- _Goal_: Quote the whole listing exactly. Leave the pictures out of your copy.

#### The data ####

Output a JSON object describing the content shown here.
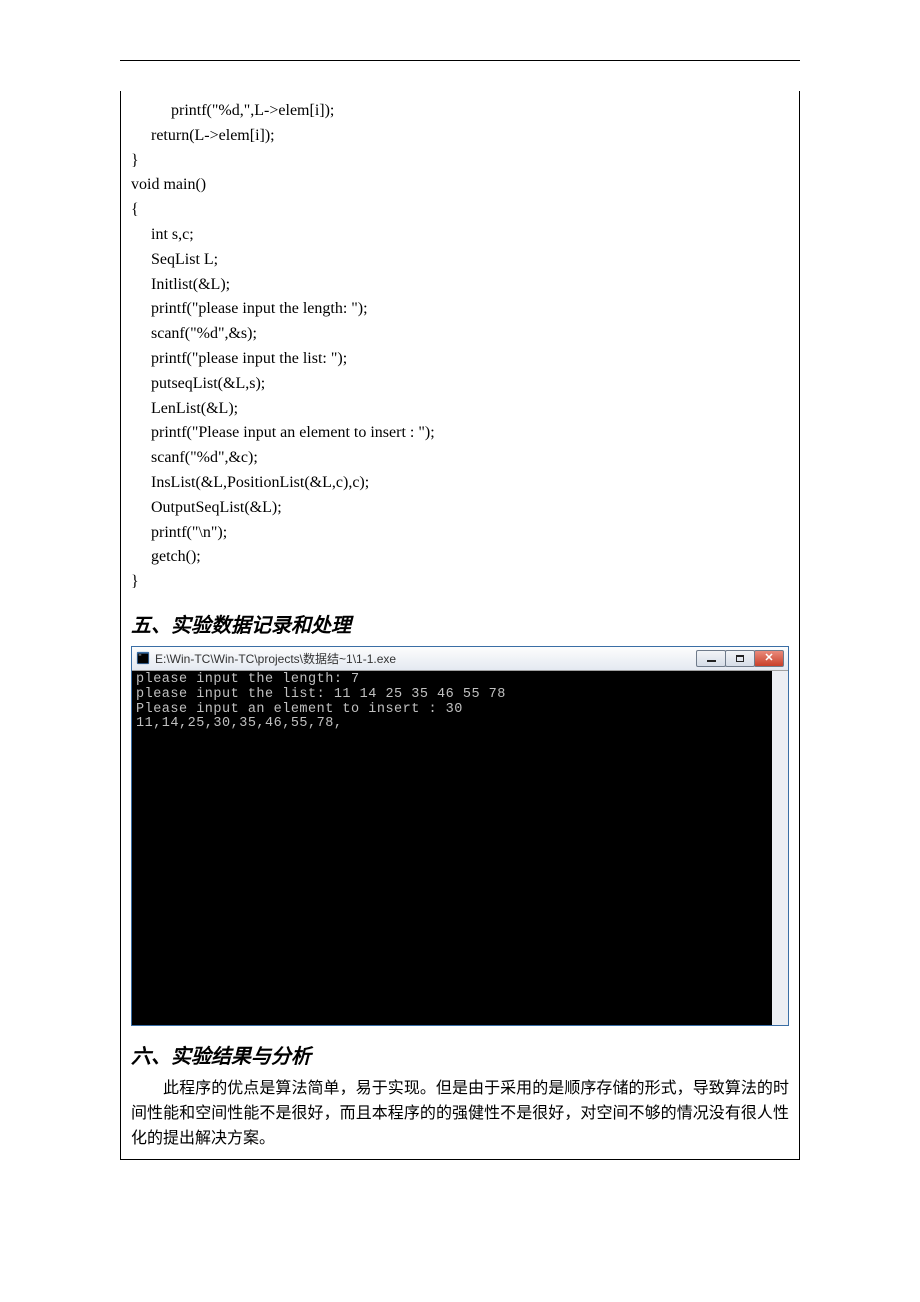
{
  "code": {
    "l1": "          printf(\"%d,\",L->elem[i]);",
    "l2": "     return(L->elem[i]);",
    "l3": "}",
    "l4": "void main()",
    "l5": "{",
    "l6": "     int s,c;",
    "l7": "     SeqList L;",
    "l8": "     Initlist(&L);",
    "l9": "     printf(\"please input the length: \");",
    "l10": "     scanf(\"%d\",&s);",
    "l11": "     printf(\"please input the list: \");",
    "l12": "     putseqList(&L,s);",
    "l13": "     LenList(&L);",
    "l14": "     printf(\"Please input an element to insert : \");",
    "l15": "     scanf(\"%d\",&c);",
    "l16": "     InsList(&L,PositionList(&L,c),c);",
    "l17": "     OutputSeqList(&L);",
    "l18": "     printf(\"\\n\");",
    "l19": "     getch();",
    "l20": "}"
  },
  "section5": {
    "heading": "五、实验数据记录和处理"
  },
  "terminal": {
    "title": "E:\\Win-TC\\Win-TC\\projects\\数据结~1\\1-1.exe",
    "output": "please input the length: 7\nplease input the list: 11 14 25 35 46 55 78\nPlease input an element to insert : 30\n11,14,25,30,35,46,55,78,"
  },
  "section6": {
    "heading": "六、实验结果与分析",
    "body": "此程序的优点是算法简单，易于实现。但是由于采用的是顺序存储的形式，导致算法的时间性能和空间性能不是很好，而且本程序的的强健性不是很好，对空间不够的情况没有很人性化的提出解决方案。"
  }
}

####

- _Result of this exercise_:
Output a JSON object describing the content shown here.
{
  "code": {
    "l1": "          printf(\"%d,\",L->elem[i]);",
    "l2": "     return(L->elem[i]);",
    "l3": "}",
    "l4": "void main()",
    "l5": "{",
    "l6": "     int s,c;",
    "l7": "     SeqList L;",
    "l8": "     Initlist(&L);",
    "l9": "     printf(\"please input the length: \");",
    "l10": "     scanf(\"%d\",&s);",
    "l11": "     printf(\"please input the list: \");",
    "l12": "     putseqList(&L,s);",
    "l13": "     LenList(&L);",
    "l14": "     printf(\"Please input an element to insert : \");",
    "l15": "     scanf(\"%d\",&c);",
    "l16": "     InsList(&L,PositionList(&L,c),c);",
    "l17": "     OutputSeqList(&L);",
    "l18": "     printf(\"\\n\");",
    "l19": "     getch();",
    "l20": "}"
  },
  "section5": {
    "heading": "五、实验数据记录和处理"
  },
  "terminal": {
    "title": "E:\\Win-TC\\Win-TC\\projects\\数据结~1\\1-1.exe",
    "output": "please input the length: 7\nplease input the list: 11 14 25 35 46 55 78\nPlease input an element to insert : 30\n11,14,25,30,35,46,55,78,"
  },
  "section6": {
    "heading": "六、实验结果与分析",
    "body": "此程序的优点是算法简单，易于实现。但是由于采用的是顺序存储的形式，导致算法的时间性能和空间性能不是很好，而且本程序的的强健性不是很好，对空间不够的情况没有很人性化的提出解决方案。"
  }
}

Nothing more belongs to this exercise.